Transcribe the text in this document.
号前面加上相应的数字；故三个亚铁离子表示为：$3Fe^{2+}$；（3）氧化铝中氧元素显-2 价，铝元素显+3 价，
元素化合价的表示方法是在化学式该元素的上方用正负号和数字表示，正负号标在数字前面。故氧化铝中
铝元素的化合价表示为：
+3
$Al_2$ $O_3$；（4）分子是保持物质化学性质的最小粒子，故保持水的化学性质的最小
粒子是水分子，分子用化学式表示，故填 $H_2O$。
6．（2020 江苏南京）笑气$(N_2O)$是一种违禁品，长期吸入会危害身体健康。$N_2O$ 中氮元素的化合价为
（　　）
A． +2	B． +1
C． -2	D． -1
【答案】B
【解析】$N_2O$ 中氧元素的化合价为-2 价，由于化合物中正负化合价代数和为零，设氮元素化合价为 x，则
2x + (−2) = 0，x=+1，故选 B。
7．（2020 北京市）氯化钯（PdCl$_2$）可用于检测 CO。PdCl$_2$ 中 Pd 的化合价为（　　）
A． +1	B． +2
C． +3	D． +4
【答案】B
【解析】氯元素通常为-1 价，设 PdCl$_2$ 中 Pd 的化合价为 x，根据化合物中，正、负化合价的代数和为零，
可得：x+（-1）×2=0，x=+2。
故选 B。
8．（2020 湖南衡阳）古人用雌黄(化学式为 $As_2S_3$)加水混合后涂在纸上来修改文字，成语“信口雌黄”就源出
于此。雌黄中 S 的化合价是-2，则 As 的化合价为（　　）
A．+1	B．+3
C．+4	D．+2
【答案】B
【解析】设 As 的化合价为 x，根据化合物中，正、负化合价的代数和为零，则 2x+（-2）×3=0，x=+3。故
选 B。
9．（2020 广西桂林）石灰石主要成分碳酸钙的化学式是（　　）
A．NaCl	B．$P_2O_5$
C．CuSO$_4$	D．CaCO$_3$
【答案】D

◇ ◇ ◇ ◇ ◇ ◇ ◇

Reproduce the listing shown above in its entirety, exactly.

The solution:
Transcribe the text in this document.
号前面加上相应的数字；故三个亚铁离子表示为：$3Fe^{2+}$；（3）氧化铝中氧元素显-2 价，铝元素显+3 价，
元素化合价的表示方法是在化学式该元素的上方用正负号和数字表示，正负号标在数字前面。故氧化铝中
铝元素的化合价表示为：
+3
$Al_2$ $O_3$；（4）分子是保持物质化学性质的最小粒子，故保持水的化学性质的最小
粒子是水分子，分子用化学式表示，故填 $H_2O$。
6．（2020 江苏南京）笑气$(N_2O)$是一种违禁品，长期吸入会危害身体健康。$N_2O$ 中氮元素的化合价为
（　　）
A． +2	B． +1
C． -2	D． -1
【答案】B
【解析】$N_2O$ 中氧元素的化合价为-2 价，由于化合物中正负化合价代数和为零，设氮元素化合价为 x，则
2x + (−2) = 0，x=+1，故选 B。
7．（2020 北京市）氯化钯（PdCl$_2$）可用于检测 CO。PdCl$_2$ 中 Pd 的化合价为（　　）
A． +1	B． +2
C． +3	D． +4
【答案】B
【解析】氯元素通常为-1 价，设 PdCl$_2$ 中 Pd 的化合价为 x，根据化合物中，正、负化合价的代数和为零，
可得：x+（-1）×2=0，x=+2。
故选 B。
8．（2020 湖南衡阳）古人用雌黄(化学式为 $As_2S_3$)加水混合后涂在纸上来修改文字，成语“信口雌黄”就源出
于此。雌黄中 S 的化合价是-2，则 As 的化合价为（　　）
A．+1	B．+3
C．+4	D．+2
【答案】B
【解析】设 As 的化合价为 x，根据化合物中，正、负化合价的代数和为零，则 2x+（-2）×3=0，x=+3。故
选 B。
9．（2020 广西桂林）石灰石主要成分碳酸钙的化学式是（　　）
A．NaCl	B．$P_2O_5$
C．CuSO$_4$	D．CaCO$_3$
【答案】D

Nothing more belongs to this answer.